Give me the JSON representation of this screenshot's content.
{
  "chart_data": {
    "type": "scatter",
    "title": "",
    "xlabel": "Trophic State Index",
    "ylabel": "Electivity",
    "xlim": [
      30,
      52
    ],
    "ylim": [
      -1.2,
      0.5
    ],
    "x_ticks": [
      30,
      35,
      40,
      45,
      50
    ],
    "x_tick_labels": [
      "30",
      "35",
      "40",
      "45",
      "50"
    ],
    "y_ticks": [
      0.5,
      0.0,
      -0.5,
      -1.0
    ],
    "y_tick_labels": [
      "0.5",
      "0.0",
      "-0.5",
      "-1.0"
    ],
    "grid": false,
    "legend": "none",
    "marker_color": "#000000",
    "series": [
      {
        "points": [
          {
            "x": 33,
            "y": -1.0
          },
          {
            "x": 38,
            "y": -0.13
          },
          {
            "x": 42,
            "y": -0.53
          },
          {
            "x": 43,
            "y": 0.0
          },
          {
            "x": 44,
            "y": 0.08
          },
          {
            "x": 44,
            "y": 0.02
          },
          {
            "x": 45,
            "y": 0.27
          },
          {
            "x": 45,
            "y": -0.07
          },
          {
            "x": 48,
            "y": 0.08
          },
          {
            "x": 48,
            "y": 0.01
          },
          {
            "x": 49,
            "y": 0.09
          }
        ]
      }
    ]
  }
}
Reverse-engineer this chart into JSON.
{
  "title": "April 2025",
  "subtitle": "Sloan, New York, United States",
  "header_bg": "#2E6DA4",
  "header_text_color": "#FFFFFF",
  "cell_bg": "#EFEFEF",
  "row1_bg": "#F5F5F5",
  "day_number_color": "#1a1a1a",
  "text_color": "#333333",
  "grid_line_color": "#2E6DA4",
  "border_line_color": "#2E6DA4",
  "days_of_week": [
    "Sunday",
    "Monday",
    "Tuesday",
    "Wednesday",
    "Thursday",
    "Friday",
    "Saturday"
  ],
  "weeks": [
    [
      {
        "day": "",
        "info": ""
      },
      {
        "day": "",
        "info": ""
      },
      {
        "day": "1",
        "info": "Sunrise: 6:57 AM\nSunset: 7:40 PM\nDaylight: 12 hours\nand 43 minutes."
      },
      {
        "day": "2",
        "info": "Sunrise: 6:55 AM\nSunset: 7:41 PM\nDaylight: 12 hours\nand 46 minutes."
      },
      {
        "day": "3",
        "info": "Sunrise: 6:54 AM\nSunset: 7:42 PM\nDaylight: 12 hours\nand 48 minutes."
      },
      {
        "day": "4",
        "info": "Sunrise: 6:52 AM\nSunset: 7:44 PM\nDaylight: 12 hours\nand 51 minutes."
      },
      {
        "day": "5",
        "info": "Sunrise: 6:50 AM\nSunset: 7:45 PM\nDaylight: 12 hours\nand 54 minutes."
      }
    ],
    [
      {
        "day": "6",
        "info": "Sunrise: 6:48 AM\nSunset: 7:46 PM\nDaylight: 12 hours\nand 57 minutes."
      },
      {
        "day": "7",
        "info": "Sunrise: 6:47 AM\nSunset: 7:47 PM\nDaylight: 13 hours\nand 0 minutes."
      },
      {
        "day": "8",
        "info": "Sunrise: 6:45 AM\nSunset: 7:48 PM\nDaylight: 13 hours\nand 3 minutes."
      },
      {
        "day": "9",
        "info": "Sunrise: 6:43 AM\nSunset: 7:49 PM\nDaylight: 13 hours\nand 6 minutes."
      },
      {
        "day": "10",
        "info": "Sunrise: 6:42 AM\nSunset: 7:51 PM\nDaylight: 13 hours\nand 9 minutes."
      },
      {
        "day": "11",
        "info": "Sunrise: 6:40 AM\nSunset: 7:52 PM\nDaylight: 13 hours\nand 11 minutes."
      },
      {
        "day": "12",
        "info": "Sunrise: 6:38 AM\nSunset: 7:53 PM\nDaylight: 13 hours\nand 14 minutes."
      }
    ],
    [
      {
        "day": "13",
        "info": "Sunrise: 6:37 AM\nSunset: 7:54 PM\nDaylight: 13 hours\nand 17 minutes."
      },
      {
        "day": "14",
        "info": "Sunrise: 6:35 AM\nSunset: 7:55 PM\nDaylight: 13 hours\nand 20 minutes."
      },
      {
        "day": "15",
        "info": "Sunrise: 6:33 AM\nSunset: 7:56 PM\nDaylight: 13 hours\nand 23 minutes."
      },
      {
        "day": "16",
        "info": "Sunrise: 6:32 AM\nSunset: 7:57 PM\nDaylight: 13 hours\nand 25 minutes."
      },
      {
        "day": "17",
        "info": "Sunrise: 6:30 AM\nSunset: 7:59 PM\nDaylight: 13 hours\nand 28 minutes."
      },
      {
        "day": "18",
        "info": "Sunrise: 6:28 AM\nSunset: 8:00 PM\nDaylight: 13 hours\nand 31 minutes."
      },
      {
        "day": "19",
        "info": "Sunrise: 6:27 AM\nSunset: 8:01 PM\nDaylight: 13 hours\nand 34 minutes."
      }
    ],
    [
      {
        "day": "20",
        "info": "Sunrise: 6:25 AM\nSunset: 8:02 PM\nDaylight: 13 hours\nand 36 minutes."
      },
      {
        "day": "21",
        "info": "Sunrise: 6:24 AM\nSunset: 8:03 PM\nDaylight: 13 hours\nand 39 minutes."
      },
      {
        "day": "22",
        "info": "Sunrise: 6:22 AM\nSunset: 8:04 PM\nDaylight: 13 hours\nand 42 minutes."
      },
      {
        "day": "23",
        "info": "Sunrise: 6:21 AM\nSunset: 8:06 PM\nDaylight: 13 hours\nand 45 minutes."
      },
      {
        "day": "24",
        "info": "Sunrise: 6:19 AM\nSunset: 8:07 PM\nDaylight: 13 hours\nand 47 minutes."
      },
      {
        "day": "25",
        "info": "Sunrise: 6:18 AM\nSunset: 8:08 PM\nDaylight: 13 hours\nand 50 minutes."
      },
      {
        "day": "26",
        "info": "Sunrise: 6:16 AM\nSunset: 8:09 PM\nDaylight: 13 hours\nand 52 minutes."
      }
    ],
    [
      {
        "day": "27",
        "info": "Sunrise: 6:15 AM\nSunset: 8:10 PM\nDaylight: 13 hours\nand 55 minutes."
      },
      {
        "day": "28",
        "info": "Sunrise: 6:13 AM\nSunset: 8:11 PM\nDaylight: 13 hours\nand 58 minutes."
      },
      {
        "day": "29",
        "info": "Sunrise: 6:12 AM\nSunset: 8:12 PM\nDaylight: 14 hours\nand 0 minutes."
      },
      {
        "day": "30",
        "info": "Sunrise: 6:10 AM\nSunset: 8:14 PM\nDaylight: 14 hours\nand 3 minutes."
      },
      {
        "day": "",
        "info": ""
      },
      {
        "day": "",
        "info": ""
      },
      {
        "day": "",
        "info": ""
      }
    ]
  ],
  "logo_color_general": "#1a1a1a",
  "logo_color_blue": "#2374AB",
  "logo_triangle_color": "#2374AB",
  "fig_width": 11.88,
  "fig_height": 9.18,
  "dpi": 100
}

## AIM OF THE TASK
Each record above should be repeated exactly as it appears.

## ANSWER
Give me the JSON representation of this screenshot's content.
{
  "chart_data": {
    "type": "scatter",
    "title": "",
    "xlabel": "Trophic State Index",
    "ylabel": "Electivity",
    "xlim": [
      30,
      52
    ],
    "ylim": [
      -1.2,
      0.5
    ],
    "x_ticks": [
      30,
      35,
      40,
      45,
      50
    ],
    "x_tick_labels": [
      "30",
      "35",
      "40",
      "45",
      "50"
    ],
    "y_ticks": [
      0.5,
      0.0,
      -0.5,
      -1.0
    ],
    "y_tick_labels": [
      "0.5",
      "0.0",
      "-0.5",
      "-1.0"
    ],
    "grid": false,
    "legend": "none",
    "marker_color": "#000000",
    "series": [
      {
        "points": [
          {
            "x": 33,
            "y": -1.0
          },
          {
            "x": 38,
            "y": -0.13
          },
          {
            "x": 42,
            "y": -0.53
          },
          {
            "x": 43,
            "y": 0.0
          },
          {
            "x": 44,
            "y": 0.08
          },
          {
            "x": 44,
            "y": 0.02
          },
          {
            "x": 45,
            "y": 0.27
          },
          {
            "x": 45,
            "y": -0.07
          },
          {
            "x": 48,
            "y": 0.08
          },
          {
            "x": 48,
            "y": 0.01
          },
          {
            "x": 49,
            "y": 0.09
          }
        ]
      }
    ]
  }
}
Reverse-engineer this chart into JSON.
{
  "title": "April 2025",
  "subtitle": "Sloan, New York, United States",
  "header_bg": "#2E6DA4",
  "header_text_color": "#FFFFFF",
  "cell_bg": "#EFEFEF",
  "row1_bg": "#F5F5F5",
  "day_number_color": "#1a1a1a",
  "text_color": "#333333",
  "grid_line_color": "#2E6DA4",
  "border_line_color": "#2E6DA4",
  "days_of_week": [
    "Sunday",
    "Monday",
    "Tuesday",
    "Wednesday",
    "Thursday",
    "Friday",
    "Saturday"
  ],
  "weeks": [
    [
      {
        "day": "",
        "info": ""
      },
      {
        "day": "",
        "info": ""
      },
      {
        "day": "1",
        "info": "Sunrise: 6:57 AM\nSunset: 7:40 PM\nDaylight: 12 hours\nand 43 minutes."
      },
      {
        "day": "2",
        "info": "Sunrise: 6:55 AM\nSunset: 7:41 PM\nDaylight: 12 hours\nand 46 minutes."
      },
      {
        "day": "3",
        "info": "Sunrise: 6:54 AM\nSunset: 7:42 PM\nDaylight: 12 hours\nand 48 minutes."
      },
      {
        "day": "4",
        "info": "Sunrise: 6:52 AM\nSunset: 7:44 PM\nDaylight: 12 hours\nand 51 minutes."
      },
      {
        "day": "5",
        "info": "Sunrise: 6:50 AM\nSunset: 7:45 PM\nDaylight: 12 hours\nand 54 minutes."
      }
    ],
    [
      {
        "day": "6",
        "info": "Sunrise: 6:48 AM\nSunset: 7:46 PM\nDaylight: 12 hours\nand 57 minutes."
      },
      {
        "day": "7",
        "info": "Sunrise: 6:47 AM\nSunset: 7:47 PM\nDaylight: 13 hours\nand 0 minutes."
      },
      {
        "day": "8",
        "info": "Sunrise: 6:45 AM\nSunset: 7:48 PM\nDaylight: 13 hours\nand 3 minutes."
      },
      {
        "day": "9",
        "info": "Sunrise: 6:43 AM\nSunset: 7:49 PM\nDaylight: 13 hours\nand 6 minutes."
      },
      {
        "day": "10",
        "info": "Sunrise: 6:42 AM\nSunset: 7:51 PM\nDaylight: 13 hours\nand 9 minutes."
      },
      {
        "day": "11",
        "info": "Sunrise: 6:40 AM\nSunset: 7:52 PM\nDaylight: 13 hours\nand 11 minutes."
      },
      {
        "day": "12",
        "info": "Sunrise: 6:38 AM\nSunset: 7:53 PM\nDaylight: 13 hours\nand 14 minutes."
      }
    ],
    [
      {
        "day": "13",
        "info": "Sunrise: 6:37 AM\nSunset: 7:54 PM\nDaylight: 13 hours\nand 17 minutes."
      },
      {
        "day": "14",
        "info": "Sunrise: 6:35 AM\nSunset: 7:55 PM\nDaylight: 13 hours\nand 20 minutes."
      },
      {
        "day": "15",
        "info": "Sunrise: 6:33 AM\nSunset: 7:56 PM\nDaylight: 13 hours\nand 23 minutes."
      },
      {
        "day": "16",
        "info": "Sunrise: 6:32 AM\nSunset: 7:57 PM\nDaylight: 13 hours\nand 25 minutes."
      },
      {
        "day": "17",
        "info": "Sunrise: 6:30 AM\nSunset: 7:59 PM\nDaylight: 13 hours\nand 28 minutes."
      },
      {
        "day": "18",
        "info": "Sunrise: 6:28 AM\nSunset: 8:00 PM\nDaylight: 13 hours\nand 31 minutes."
      },
      {
        "day": "19",
        "info": "Sunrise: 6:27 AM\nSunset: 8:01 PM\nDaylight: 13 hours\nand 34 minutes."
      }
    ],
    [
      {
        "day": "20",
        "info": "Sunrise: 6:25 AM\nSunset: 8:02 PM\nDaylight: 13 hours\nand 36 minutes."
      },
      {
        "day": "21",
        "info": "Sunrise: 6:24 AM\nSunset: 8:03 PM\nDaylight: 13 hours\nand 39 minutes."
      },
      {
        "day": "22",
        "info": "Sunrise: 6:22 AM\nSunset: 8:04 PM\nDaylight: 13 hours\nand 42 minutes."
      },
      {
        "day": "23",
        "info": "Sunrise: 6:21 AM\nSunset: 8:06 PM\nDaylight: 13 hours\nand 45 minutes."
      },
      {
        "day": "24",
        "info": "Sunrise: 6:19 AM\nSunset: 8:07 PM\nDaylight: 13 hours\nand 47 minutes."
      },
      {
        "day": "25",
        "info": "Sunrise: 6:18 AM\nSunset: 8:08 PM\nDaylight: 13 hours\nand 50 minutes."
      },
      {
        "day": "26",
        "info": "Sunrise: 6:16 AM\nSunset: 8:09 PM\nDaylight: 13 hours\nand 52 minutes."
      }
    ],
    [
      {
        "day": "27",
        "info": "Sunrise: 6:15 AM\nSunset: 8:10 PM\nDaylight: 13 hours\nand 55 minutes."
      },
      {
        "day": "28",
        "info": "Sunrise: 6:13 AM\nSunset: 8:11 PM\nDaylight: 13 hours\nand 58 minutes."
      },
      {
        "day": "29",
        "info": "Sunrise: 6:12 AM\nSunset: 8:12 PM\nDaylight: 14 hours\nand 0 minutes."
      },
      {
        "day": "30",
        "info": "Sunrise: 6:10 AM\nSunset: 8:14 PM\nDaylight: 14 hours\nand 3 minutes."
      },
      {
        "day": "",
        "info": ""
      },
      {
        "day": "",
        "info": ""
      },
      {
        "day": "",
        "info": ""
      }
    ]
  ],
  "logo_color_general": "#1a1a1a",
  "logo_color_blue": "#2374AB",
  "logo_triangle_color": "#2374AB",
  "fig_width": 11.88,
  "fig_height": 9.18,
  "dpi": 100
}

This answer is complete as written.